═════ DOCUMENT SEGMENT
ABSTRACT
BACKGROUND: Mitral valve prolapse (MVP) is a common heart disorder characterized by an excessive production of proteoglycans and extracellular matrix in mitral valve leaflets. Large-scale genome-wide association study (GWAS) underlined that MVP is heritable. The molecular underpinnings of the disease remain largely unknown. METHODS: We interrogated cross-modality data totaling more than 500,000 subjects including GWAS, 4809 molecules of the blood proteome, and genome-wide expression of mitral valves to identify candidate drivers of MVP. Data were investigated through Mendelian randomization, network analysis, ligand-receptor inference and digital cell quantification. RESULTS: In this study, Mendelian randomization identify that 33 blood proteins, enriched in networks for immunity, are associated with the risk of MVP. MVP- associated blood proteins are enriched in ligands for which their cognate receptors are differentially expressed in mitral valve leaflets during MVP and enriched in cardiac endothelial cells and macrophages. MVP-associated blood proteins are involved in the renewal-polarization of macrophages and regulation of adaptive immune response. Cytokine activity profiling and digital cell quantification show in MVP a shift toward cytokine signature promoting M2 macrophage polarization. Assessment of druggability identify CSF1R, CX3CR1, CCR6, IL33, MMP8, ENPEP and angiotensin receptors as actionable targets in MVP. CONCLUSIONS: Hence, integrative analysis identifies networks of candidate molecules and cells involved in immune control and remodeling of the extracellular matrix, which drive the risk of MVP.
══════════
═════ THE DATA
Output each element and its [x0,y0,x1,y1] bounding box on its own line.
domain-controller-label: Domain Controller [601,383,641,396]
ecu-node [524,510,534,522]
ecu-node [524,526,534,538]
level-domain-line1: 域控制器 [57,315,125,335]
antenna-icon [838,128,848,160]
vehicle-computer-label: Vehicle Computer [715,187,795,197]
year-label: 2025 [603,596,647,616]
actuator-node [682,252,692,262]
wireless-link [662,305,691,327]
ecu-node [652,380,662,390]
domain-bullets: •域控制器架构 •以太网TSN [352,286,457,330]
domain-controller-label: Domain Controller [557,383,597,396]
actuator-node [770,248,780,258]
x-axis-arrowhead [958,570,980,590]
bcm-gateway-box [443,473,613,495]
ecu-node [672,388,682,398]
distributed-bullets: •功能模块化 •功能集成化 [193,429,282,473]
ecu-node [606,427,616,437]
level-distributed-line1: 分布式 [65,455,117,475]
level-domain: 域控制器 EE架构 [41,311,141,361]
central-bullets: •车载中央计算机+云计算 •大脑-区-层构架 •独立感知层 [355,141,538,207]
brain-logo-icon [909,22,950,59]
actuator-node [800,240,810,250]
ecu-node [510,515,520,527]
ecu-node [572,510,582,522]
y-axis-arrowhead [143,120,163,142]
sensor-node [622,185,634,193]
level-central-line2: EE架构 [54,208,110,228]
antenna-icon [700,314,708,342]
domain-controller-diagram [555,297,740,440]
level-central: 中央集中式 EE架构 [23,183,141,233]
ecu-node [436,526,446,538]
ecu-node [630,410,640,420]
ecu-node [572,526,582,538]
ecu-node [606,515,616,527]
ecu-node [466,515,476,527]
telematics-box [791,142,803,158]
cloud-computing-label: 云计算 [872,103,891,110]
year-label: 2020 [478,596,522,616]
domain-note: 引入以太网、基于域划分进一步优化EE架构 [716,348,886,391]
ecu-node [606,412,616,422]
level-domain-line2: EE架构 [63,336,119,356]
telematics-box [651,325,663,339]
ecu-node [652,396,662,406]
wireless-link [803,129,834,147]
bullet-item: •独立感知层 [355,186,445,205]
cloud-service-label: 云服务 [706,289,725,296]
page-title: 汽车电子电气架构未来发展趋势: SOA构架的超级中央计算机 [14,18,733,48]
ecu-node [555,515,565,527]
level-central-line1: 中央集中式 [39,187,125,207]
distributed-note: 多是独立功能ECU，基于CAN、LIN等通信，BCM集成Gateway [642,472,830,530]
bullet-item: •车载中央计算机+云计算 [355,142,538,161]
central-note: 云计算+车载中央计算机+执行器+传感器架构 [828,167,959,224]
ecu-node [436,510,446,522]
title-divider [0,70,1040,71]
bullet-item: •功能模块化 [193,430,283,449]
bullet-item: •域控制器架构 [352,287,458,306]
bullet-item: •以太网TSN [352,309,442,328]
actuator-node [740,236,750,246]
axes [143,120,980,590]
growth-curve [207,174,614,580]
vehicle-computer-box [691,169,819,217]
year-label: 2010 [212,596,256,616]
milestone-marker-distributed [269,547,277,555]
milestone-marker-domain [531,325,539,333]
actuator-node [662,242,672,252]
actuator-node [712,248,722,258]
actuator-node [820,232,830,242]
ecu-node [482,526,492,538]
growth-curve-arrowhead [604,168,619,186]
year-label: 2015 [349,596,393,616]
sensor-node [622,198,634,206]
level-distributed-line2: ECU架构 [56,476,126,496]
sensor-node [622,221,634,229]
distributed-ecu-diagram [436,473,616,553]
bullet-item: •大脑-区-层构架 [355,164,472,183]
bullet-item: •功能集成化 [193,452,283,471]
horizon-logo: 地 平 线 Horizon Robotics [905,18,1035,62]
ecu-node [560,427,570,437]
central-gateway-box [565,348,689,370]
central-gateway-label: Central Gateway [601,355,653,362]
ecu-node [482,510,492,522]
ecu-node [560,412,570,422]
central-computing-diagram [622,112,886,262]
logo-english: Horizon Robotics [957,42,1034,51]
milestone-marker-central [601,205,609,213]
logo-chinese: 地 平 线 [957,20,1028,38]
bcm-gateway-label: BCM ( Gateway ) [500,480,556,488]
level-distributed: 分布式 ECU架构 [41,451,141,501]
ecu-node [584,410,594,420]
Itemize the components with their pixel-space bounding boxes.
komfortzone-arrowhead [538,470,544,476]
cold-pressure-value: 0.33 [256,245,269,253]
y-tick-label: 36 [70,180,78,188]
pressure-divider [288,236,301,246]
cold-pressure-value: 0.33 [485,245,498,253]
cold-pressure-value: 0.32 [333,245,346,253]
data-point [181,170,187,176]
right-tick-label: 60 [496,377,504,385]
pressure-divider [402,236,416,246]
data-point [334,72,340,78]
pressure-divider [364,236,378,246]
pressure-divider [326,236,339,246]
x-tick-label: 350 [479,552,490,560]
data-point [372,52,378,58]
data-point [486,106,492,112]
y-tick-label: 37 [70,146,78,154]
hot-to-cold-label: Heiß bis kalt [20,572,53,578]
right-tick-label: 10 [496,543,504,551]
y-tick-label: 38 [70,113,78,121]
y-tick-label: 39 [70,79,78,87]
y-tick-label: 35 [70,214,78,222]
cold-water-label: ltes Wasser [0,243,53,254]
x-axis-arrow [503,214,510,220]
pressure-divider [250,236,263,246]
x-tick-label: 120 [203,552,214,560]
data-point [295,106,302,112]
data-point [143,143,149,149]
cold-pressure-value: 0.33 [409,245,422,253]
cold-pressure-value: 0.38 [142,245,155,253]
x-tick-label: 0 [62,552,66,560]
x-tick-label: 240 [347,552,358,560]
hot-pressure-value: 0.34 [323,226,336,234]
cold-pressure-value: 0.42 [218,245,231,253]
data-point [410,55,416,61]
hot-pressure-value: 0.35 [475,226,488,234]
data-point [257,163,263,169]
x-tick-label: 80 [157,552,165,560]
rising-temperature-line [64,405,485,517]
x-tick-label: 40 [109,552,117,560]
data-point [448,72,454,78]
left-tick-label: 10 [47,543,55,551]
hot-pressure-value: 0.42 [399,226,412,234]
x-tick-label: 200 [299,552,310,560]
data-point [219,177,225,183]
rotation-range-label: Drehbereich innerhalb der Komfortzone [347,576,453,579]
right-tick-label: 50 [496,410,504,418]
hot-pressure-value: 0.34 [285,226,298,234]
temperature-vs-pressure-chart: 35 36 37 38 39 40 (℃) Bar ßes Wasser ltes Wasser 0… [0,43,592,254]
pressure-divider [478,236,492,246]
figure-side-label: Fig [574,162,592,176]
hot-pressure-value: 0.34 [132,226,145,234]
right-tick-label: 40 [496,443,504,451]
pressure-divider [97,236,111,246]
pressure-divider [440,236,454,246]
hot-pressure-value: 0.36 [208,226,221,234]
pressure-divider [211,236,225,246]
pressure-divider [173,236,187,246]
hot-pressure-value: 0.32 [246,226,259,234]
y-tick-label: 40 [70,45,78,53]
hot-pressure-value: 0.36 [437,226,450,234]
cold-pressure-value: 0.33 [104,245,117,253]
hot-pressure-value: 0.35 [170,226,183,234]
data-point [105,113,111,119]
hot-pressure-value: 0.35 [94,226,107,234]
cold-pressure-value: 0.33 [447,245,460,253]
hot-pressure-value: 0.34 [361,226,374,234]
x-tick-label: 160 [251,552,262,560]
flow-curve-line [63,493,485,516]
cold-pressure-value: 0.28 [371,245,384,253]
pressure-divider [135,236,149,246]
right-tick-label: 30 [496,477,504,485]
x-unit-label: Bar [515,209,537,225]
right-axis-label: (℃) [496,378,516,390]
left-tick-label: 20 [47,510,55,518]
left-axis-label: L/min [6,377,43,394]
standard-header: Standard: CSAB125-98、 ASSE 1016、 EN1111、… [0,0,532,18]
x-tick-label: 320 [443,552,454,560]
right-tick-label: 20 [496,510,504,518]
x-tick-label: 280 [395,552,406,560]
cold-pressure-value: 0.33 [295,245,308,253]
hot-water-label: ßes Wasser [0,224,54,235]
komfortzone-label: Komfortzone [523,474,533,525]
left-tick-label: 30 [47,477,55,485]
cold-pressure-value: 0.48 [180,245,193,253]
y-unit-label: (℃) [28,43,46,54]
══════════
**APPLY WHAT YOU READ:**
1/ In the mitral valve prolapse abstract, how many blood proteins does Mendelian randomization associate with the risk of MVP?
2/ Write what comes next in the mitral valve prolapse abstract, picking up after its final sentence.

**TASK-BY-TASK OUTPUTS:**
1/ 33 blood proteins.

2/
One cause of heart disease is mitral valve prolapse, where heart valve thickening leads to malfunction. Biological factors that contribute to this occurrence are largely unknown. We took advantage of different public resources and independent datasets to conduct different converging analyses to identify relevant biological factors. Using genetic variation, we implemented a technique to assess the role of circulating blood proteins on the risk of the disease. We report that blood proteins involved in the regulation of the immune response promote a dysfunctional tissue repair process of the mitral valve. This study has highlighted a contribution of blood proteins that promote excessive tissue repair leading to mitral valve dysfunction. Several of the identified proteins are potential pharmacological targets that could be singled out in future efforts to halt the progression of the disease.